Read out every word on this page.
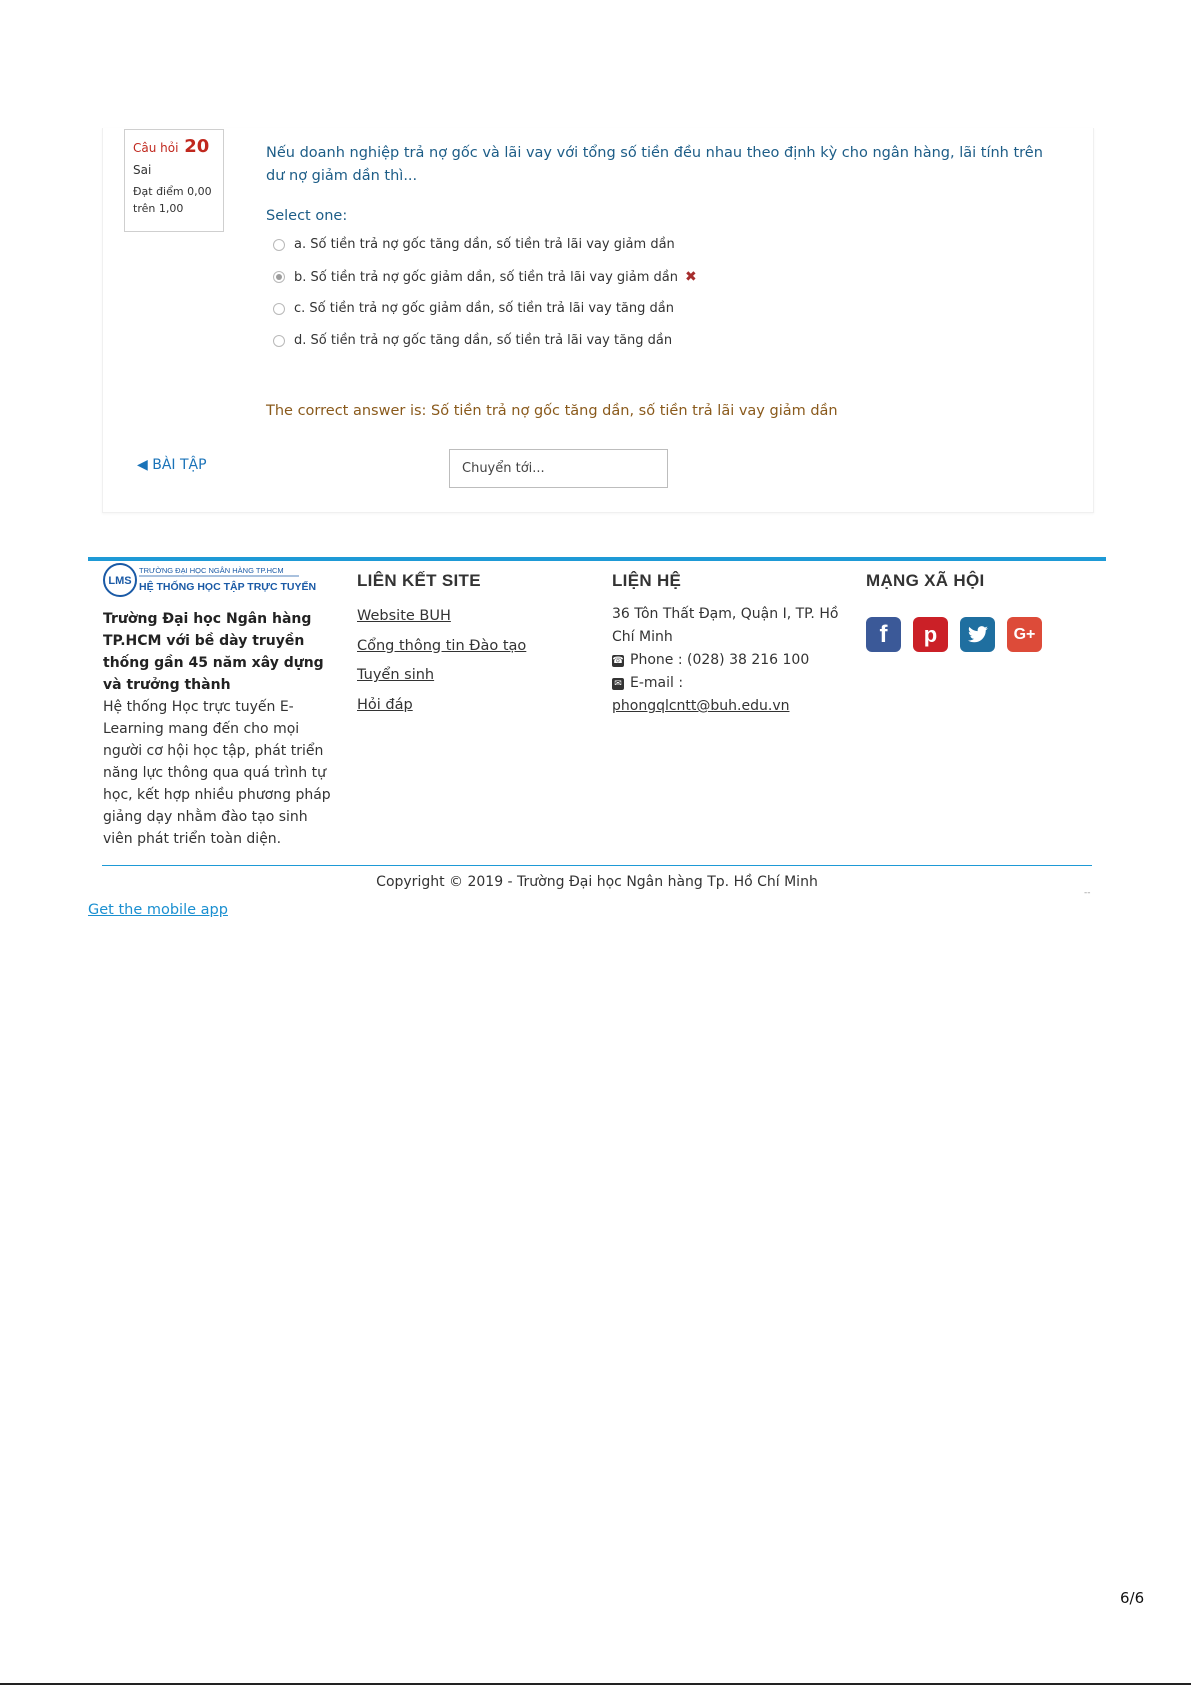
Câu hỏi 20
Sai
Đạt điểm 0,00
trên 1,00
Nếu doanh nghiệp trả nợ gốc và lãi vay với tổng số tiền đều nhau theo định kỳ cho ngân hàng, lãi tính trên dư nợ giảm dần thì...
Select one:
a. Số tiền trả nợ gốc tăng dần, số tiền trả lãi vay giảm dần
b. Số tiền trả nợ gốc giảm dần, số tiền trả lãi vay giảm dần ✖
c. Số tiền trả nợ gốc giảm dần, số tiền trả lãi vay tăng dần
d. Số tiền trả nợ gốc tăng dần, số tiền trả lãi vay tăng dần
The correct answer is: Số tiền trả nợ gốc tăng dần, số tiền trả lãi vay giảm dần
◀ BÀI TẬP	Chuyển tới...
LMS
TRƯỜNG ĐẠI HỌC NGÂN HÀNG TP.HCM
HỆ THỐNG HỌC TẬP TRỰC TUYẾN
Trường Đại học Ngân hàng TP.HCM với bề dày truyền thống gần 45 năm xây dựng và trưởng thành
Hệ thống Học trực tuyến E-Learning mang đến cho mọi người cơ hội học tập, phát triển năng lực thông qua quá trình tự học, kết hợp nhiều phương pháp giảng dạy nhằm đào tạo sinh viên phát triển toàn diện.
LIÊN KẾT SITE
Website BUH
Cổng thông tin Đào tạo
Tuyển sinh
Hỏi đáp
LIỆN HỆ
36 Tôn Thất Đạm, Quận I, TP. Hồ Chí Minh
☎ Phone : (028) 38 216 100
✉ E-mail :
phongqlcntt@buh.edu.vn
MẠNG XÃ HỘI
f	p	G+
Copyright © 2019 - Trường Đại học Ngân hàng Tp. Hồ Chí Minh
--
Get the mobile app
6/6
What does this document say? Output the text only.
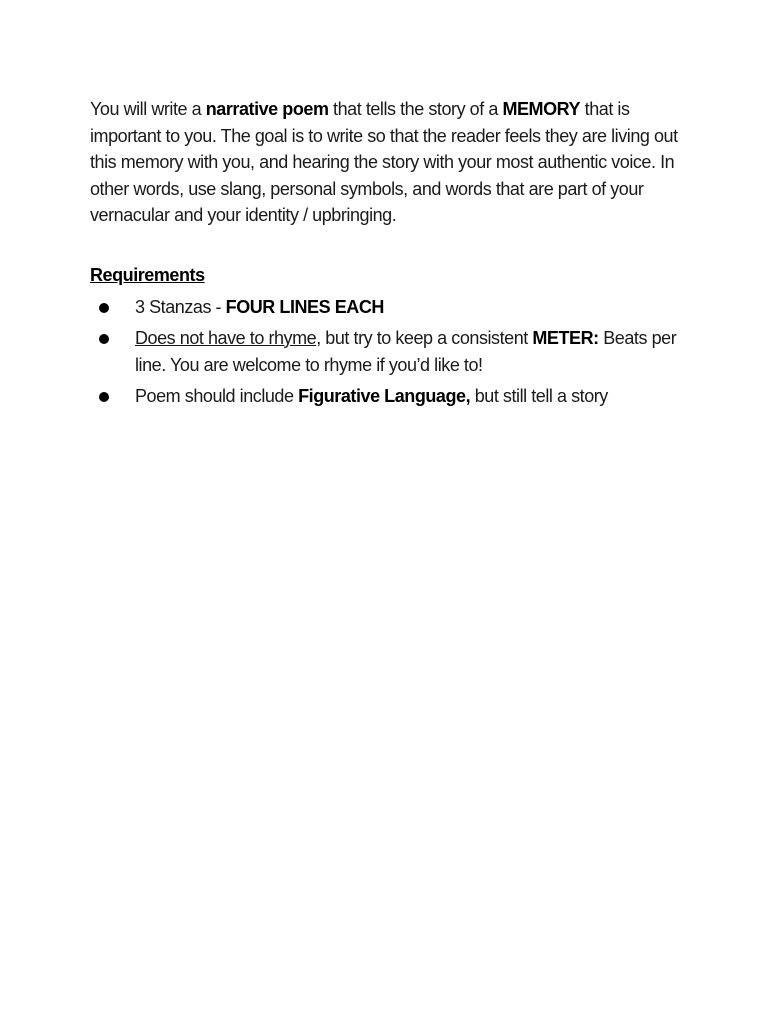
You will write a narrative poem that tells the story of a MEMORY that is important to you. The goal is to write so that the reader feels they are living out this memory with you, and hearing the story with your most authentic voice. In other words, use slang, personal symbols, and words that are part of your vernacular and your identity / upbringing.

Requirements
3 Stanzas - FOUR LINES EACH
Does not have to rhyme, but try to keep a consistent METER: Beats per line. You are welcome to rhyme if you’d like to!
Poem should include Figurative Language, but still tell a story
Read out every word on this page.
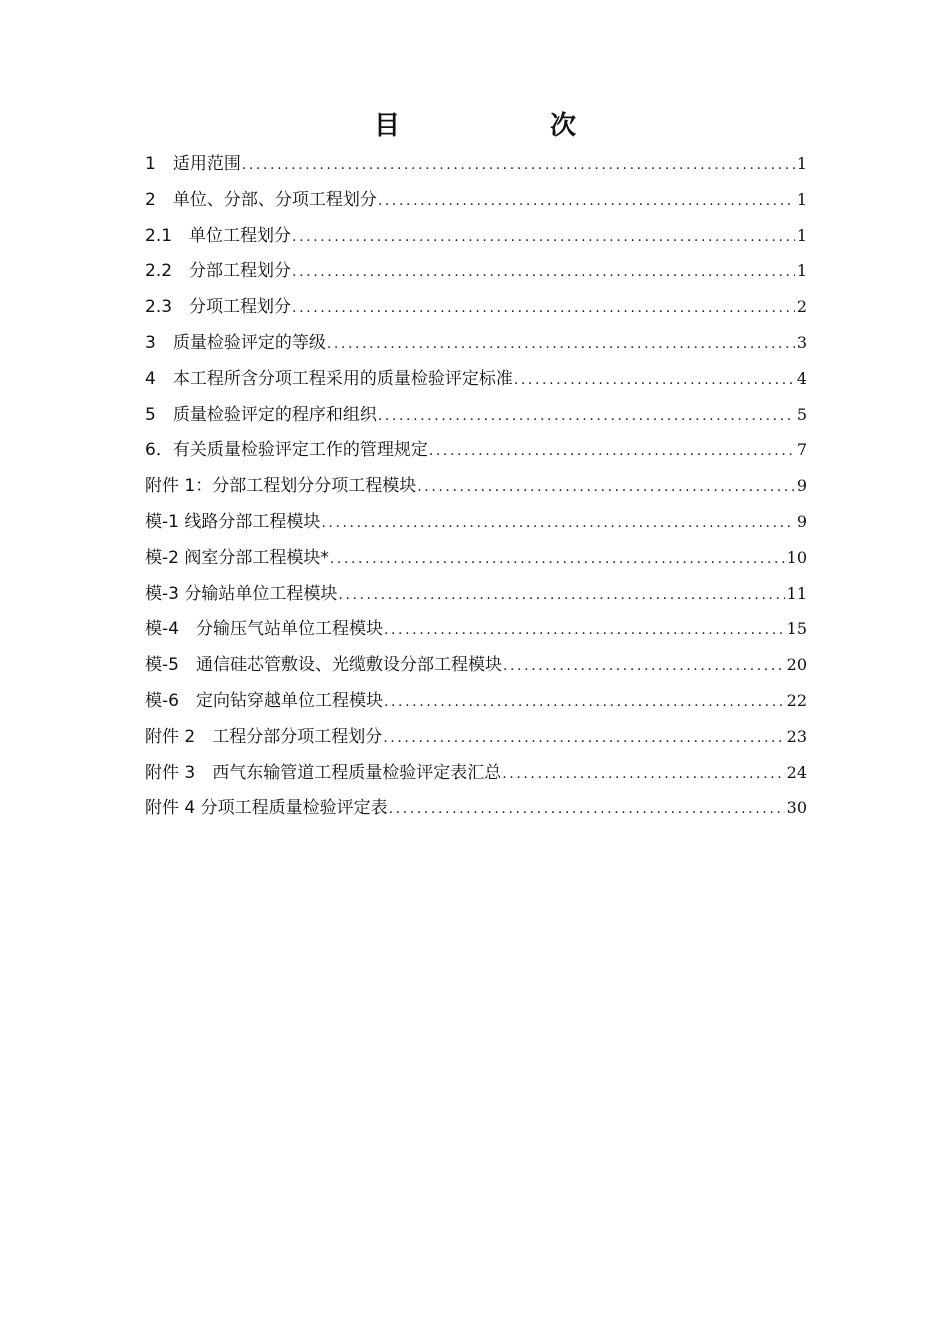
目　次
1　适用范围 .....	1
2　单位、分部、分项工程划分 .....	1
2.1　单位工程划分 .....	1
2.2　分部工程划分 .....	1
2.3　分项工程划分 .....	2
3　质量检验评定的等级 .....	3
4　本工程所含分项工程采用的质量检验评定标准 .....	4
5　质量检验评定的程序和组织 .....	5
6．有关质量检验评定工作的管理规定 .....	7
附件 1：分部工程划分分项工程模块 .....	9
模-1 线路分部工程模块 .....	9
模-2 阀室分部工程模块* .....	10
模-3 分输站单位工程模块 .....	11
模-4　分输压气站单位工程模块 .....	15
模-5　通信硅芯管敷设、光缆敷设分部工程模块 .....	20
模-6　定向钻穿越单位工程模块 .....	22
附件 2　工程分部分项工程划分 .....	23
附件 3　西气东输管道工程质量检验评定表汇总 .....	24
附件 4 分项工程质量检验评定表 .....	30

__DIRECTIONS FOR THIS TASK__.
Copy each line above where the string "tăng" occurs.

__IN RESPONSE__.
a. Số tiền trả nợ gốc tăng dần, số tiền trả lãi vay giảm dần
c. Số tiền trả nợ gốc giảm dần, số tiền trả lãi vay tăng dần
d. Số tiền trả nợ gốc tăng dần, số tiền trả lãi vay tăng dần
The correct answer is: Số tiền trả nợ gốc tăng dần, số tiền trả lãi vay giảm dần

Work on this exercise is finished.